## TASK OBJECTIVE
Find and copy lines holding "display".

## Records excerpted from a collection
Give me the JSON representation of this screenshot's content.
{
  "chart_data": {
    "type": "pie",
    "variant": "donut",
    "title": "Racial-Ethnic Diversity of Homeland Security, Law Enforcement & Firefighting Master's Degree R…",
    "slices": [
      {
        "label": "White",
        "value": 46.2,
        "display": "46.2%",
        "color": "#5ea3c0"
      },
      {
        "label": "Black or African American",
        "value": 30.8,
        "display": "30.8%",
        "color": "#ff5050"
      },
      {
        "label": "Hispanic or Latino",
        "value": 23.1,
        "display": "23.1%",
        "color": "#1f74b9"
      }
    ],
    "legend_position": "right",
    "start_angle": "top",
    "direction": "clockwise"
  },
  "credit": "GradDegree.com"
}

## TASK OUTPUT
        "display": "46.2%",
        "display": "30.8%",
        "display": "23.1%",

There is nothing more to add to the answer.